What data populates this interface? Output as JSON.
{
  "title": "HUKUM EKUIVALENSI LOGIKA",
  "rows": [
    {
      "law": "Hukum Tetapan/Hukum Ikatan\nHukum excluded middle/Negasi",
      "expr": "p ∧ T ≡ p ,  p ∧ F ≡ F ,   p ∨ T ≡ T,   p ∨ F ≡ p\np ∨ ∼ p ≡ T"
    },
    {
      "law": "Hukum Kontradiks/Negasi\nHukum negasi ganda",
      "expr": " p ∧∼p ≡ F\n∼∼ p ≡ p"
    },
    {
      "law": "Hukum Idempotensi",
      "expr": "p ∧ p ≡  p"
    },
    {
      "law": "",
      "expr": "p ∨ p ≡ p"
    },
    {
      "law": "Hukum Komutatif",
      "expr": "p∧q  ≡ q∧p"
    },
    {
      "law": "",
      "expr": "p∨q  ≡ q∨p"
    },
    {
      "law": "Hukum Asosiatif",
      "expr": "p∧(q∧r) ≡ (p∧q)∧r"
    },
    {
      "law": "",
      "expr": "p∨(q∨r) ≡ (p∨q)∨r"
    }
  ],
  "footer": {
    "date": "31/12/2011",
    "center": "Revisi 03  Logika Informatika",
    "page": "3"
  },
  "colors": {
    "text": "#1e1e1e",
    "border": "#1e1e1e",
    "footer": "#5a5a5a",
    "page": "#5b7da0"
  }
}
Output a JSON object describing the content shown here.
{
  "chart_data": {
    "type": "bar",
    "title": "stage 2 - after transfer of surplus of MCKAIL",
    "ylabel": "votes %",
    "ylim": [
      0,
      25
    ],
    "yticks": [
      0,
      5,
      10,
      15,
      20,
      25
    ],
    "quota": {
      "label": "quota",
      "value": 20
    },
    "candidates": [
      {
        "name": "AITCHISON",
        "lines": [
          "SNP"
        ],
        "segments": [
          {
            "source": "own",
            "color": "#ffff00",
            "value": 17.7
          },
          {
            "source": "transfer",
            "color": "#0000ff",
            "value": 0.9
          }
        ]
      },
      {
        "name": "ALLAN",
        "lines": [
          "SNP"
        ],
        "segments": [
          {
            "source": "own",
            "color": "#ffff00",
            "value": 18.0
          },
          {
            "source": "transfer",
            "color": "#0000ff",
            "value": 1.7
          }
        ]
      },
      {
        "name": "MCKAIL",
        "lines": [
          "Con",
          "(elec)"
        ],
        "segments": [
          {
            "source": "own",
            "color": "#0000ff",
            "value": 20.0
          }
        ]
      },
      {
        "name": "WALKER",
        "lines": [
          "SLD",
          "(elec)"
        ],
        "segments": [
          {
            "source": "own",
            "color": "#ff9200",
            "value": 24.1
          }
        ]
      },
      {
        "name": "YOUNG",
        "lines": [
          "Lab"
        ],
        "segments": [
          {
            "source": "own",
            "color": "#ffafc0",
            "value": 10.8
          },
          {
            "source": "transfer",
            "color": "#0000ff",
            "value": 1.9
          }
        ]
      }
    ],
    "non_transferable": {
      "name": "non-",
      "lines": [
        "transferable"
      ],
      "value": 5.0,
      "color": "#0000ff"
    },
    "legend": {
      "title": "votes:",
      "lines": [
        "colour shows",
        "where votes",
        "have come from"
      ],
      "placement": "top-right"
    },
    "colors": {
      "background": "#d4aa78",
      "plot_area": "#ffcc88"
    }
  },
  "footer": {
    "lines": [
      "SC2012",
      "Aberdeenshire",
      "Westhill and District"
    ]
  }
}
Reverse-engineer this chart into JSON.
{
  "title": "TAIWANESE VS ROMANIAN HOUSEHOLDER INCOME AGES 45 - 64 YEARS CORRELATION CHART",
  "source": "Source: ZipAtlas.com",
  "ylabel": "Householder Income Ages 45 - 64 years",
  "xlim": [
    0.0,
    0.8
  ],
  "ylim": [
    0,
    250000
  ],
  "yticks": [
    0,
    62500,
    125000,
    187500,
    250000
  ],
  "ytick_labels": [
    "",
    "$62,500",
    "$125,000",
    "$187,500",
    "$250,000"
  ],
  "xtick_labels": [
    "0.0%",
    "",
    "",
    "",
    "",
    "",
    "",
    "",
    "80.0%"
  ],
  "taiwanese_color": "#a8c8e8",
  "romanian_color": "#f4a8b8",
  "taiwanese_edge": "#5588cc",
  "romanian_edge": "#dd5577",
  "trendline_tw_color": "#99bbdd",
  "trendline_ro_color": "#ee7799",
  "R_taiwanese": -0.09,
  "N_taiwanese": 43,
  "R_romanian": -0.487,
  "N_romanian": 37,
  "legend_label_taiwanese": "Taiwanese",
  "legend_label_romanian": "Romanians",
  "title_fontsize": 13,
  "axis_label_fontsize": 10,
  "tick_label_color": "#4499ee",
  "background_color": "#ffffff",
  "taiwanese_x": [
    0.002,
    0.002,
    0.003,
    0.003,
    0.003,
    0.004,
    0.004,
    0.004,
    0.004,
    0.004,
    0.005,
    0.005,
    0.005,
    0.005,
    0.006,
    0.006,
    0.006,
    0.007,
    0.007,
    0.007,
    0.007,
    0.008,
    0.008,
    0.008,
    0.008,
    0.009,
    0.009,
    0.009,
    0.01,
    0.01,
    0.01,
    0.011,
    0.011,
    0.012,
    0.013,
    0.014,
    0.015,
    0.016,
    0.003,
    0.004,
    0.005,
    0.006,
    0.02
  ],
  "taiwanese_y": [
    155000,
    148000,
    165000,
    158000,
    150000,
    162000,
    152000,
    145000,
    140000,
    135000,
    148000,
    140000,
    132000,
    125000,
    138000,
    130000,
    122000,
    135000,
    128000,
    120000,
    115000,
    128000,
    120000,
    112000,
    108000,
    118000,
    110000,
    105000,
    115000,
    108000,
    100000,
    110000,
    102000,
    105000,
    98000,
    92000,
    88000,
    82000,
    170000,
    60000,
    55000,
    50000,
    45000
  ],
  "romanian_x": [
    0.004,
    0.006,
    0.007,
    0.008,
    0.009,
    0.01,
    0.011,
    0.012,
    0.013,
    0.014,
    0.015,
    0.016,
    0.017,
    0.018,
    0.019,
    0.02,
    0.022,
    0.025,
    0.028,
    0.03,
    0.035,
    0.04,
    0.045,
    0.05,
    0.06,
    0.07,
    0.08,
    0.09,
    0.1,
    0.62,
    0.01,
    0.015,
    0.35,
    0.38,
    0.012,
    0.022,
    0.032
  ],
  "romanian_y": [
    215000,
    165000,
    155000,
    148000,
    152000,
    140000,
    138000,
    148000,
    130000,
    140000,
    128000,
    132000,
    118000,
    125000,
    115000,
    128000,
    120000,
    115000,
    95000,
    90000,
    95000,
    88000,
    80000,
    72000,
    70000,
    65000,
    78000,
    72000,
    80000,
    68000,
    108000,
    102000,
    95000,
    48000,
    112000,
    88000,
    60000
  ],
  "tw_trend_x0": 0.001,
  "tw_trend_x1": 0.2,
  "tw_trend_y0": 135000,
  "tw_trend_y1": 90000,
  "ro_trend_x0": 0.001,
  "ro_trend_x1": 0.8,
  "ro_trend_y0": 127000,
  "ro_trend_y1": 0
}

□ □ □

**Given request**
All of the material above needs to be retyped word for word.

**Reply to the exercise**
What data populates this interface? Output as JSON.
{
  "title": "HUKUM EKUIVALENSI LOGIKA",
  "rows": [
    {
      "law": "Hukum Tetapan/Hukum Ikatan\nHukum excluded middle/Negasi",
      "expr": "p ∧ T ≡ p ,  p ∧ F ≡ F ,   p ∨ T ≡ T,   p ∨ F ≡ p\np ∨ ∼ p ≡ T"
    },
    {
      "law": "Hukum Kontradiks/Negasi\nHukum negasi ganda",
      "expr": " p ∧∼p ≡ F\n∼∼ p ≡ p"
    },
    {
      "law": "Hukum Idempotensi",
      "expr": "p ∧ p ≡  p"
    },
    {
      "law": "",
      "expr": "p ∨ p ≡ p"
    },
    {
      "law": "Hukum Komutatif",
      "expr": "p∧q  ≡ q∧p"
    },
    {
      "law": "",
      "expr": "p∨q  ≡ q∨p"
    },
    {
      "law": "Hukum Asosiatif",
      "expr": "p∧(q∧r) ≡ (p∧q)∧r"
    },
    {
      "law": "",
      "expr": "p∨(q∨r) ≡ (p∨q)∨r"
    }
  ],
  "footer": {
    "date": "31/12/2011",
    "center": "Revisi 03  Logika Informatika",
    "page": "3"
  },
  "colors": {
    "text": "#1e1e1e",
    "border": "#1e1e1e",
    "footer": "#5a5a5a",
    "page": "#5b7da0"
  }
}
Output a JSON object describing the content shown here.
{
  "chart_data": {
    "type": "bar",
    "title": "stage 2 - after transfer of surplus of MCKAIL",
    "ylabel": "votes %",
    "ylim": [
      0,
      25
    ],
    "yticks": [
      0,
      5,
      10,
      15,
      20,
      25
    ],
    "quota": {
      "label": "quota",
      "value": 20
    },
    "candidates": [
      {
        "name": "AITCHISON",
        "lines": [
          "SNP"
        ],
        "segments": [
          {
            "source": "own",
            "color": "#ffff00",
            "value": 17.7
          },
          {
            "source": "transfer",
            "color": "#0000ff",
            "value": 0.9
          }
        ]
      },
      {
        "name": "ALLAN",
        "lines": [
          "SNP"
        ],
        "segments": [
          {
            "source": "own",
            "color": "#ffff00",
            "value": 18.0
          },
          {
            "source": "transfer",
            "color": "#0000ff",
            "value": 1.7
          }
        ]
      },
      {
        "name": "MCKAIL",
        "lines": [
          "Con",
          "(elec)"
        ],
        "segments": [
          {
            "source": "own",
            "color": "#0000ff",
            "value": 20.0
          }
        ]
      },
      {
        "name": "WALKER",
        "lines": [
          "SLD",
          "(elec)"
        ],
        "segments": [
          {
            "source": "own",
            "color": "#ff9200",
            "value": 24.1
          }
        ]
      },
      {
        "name": "YOUNG",
        "lines": [
          "Lab"
        ],
        "segments": [
          {
            "source": "own",
            "color": "#ffafc0",
            "value": 10.8
          },
          {
            "source": "transfer",
            "color": "#0000ff",
            "value": 1.9
          }
        ]
      }
    ],
    "non_transferable": {
      "name": "non-",
      "lines": [
        "transferable"
      ],
      "value": 5.0,
      "color": "#0000ff"
    },
    "legend": {
      "title": "votes:",
      "lines": [
        "colour shows",
        "where votes",
        "have come from"
      ],
      "placement": "top-right"
    },
    "colors": {
      "background": "#d4aa78",
      "plot_area": "#ffcc88"
    }
  },
  "footer": {
    "lines": [
      "SC2012",
      "Aberdeenshire",
      "Westhill and District"
    ]
  }
}
Reverse-engineer this chart into JSON.
{
  "title": "TAIWANESE VS ROMANIAN HOUSEHOLDER INCOME AGES 45 - 64 YEARS CORRELATION CHART",
  "source": "Source: ZipAtlas.com",
  "ylabel": "Householder Income Ages 45 - 64 years",
  "xlim": [
    0.0,
    0.8
  ],
  "ylim": [
    0,
    250000
  ],
  "yticks": [
    0,
    62500,
    125000,
    187500,
    250000
  ],
  "ytick_labels": [
    "",
    "$62,500",
    "$125,000",
    "$187,500",
    "$250,000"
  ],
  "xtick_labels": [
    "0.0%",
    "",
    "",
    "",
    "",
    "",
    "",
    "",
    "80.0%"
  ],
  "taiwanese_color": "#a8c8e8",
  "romanian_color": "#f4a8b8",
  "taiwanese_edge": "#5588cc",
  "romanian_edge": "#dd5577",
  "trendline_tw_color": "#99bbdd",
  "trendline_ro_color": "#ee7799",
  "R_taiwanese": -0.09,
  "N_taiwanese": 43,
  "R_romanian": -0.487,
  "N_romanian": 37,
  "legend_label_taiwanese": "Taiwanese",
  "legend_label_romanian": "Romanians",
  "title_fontsize": 13,
  "axis_label_fontsize": 10,
  "tick_label_color": "#4499ee",
  "background_color": "#ffffff",
  "taiwanese_x": [
    0.002,
    0.002,
    0.003,
    0.003,
    0.003,
    0.004,
    0.004,
    0.004,
    0.004,
    0.004,
    0.005,
    0.005,
    0.005,
    0.005,
    0.006,
    0.006,
    0.006,
    0.007,
    0.007,
    0.007,
    0.007,
    0.008,
    0.008,
    0.008,
    0.008,
    0.009,
    0.009,
    0.009,
    0.01,
    0.01,
    0.01,
    0.011,
    0.011,
    0.012,
    0.013,
    0.014,
    0.015,
    0.016,
    0.003,
    0.004,
    0.005,
    0.006,
    0.02
  ],
  "taiwanese_y": [
    155000,
    148000,
    165000,
    158000,
    150000,
    162000,
    152000,
    145000,
    140000,
    135000,
    148000,
    140000,
    132000,
    125000,
    138000,
    130000,
    122000,
    135000,
    128000,
    120000,
    115000,
    128000,
    120000,
    112000,
    108000,
    118000,
    110000,
    105000,
    115000,
    108000,
    100000,
    110000,
    102000,
    105000,
    98000,
    92000,
    88000,
    82000,
    170000,
    60000,
    55000,
    50000,
    45000
  ],
  "romanian_x": [
    0.004,
    0.006,
    0.007,
    0.008,
    0.009,
    0.01,
    0.011,
    0.012,
    0.013,
    0.014,
    0.015,
    0.016,
    0.017,
    0.018,
    0.019,
    0.02,
    0.022,
    0.025,
    0.028,
    0.03,
    0.035,
    0.04,
    0.045,
    0.05,
    0.06,
    0.07,
    0.08,
    0.09,
    0.1,
    0.62,
    0.01,
    0.015,
    0.35,
    0.38,
    0.012,
    0.022,
    0.032
  ],
  "romanian_y": [
    215000,
    165000,
    155000,
    148000,
    152000,
    140000,
    138000,
    148000,
    130000,
    140000,
    128000,
    132000,
    118000,
    125000,
    115000,
    128000,
    120000,
    115000,
    95000,
    90000,
    95000,
    88000,
    80000,
    72000,
    70000,
    65000,
    78000,
    72000,
    80000,
    68000,
    108000,
    102000,
    95000,
    48000,
    112000,
    88000,
    60000
  ],
  "tw_trend_x0": 0.001,
  "tw_trend_x1": 0.2,
  "tw_trend_y0": 135000,
  "tw_trend_y1": 90000,
  "ro_trend_x0": 0.001,
  "ro_trend_x1": 0.8,
  "ro_trend_y0": 127000,
  "ro_trend_y1": 0
}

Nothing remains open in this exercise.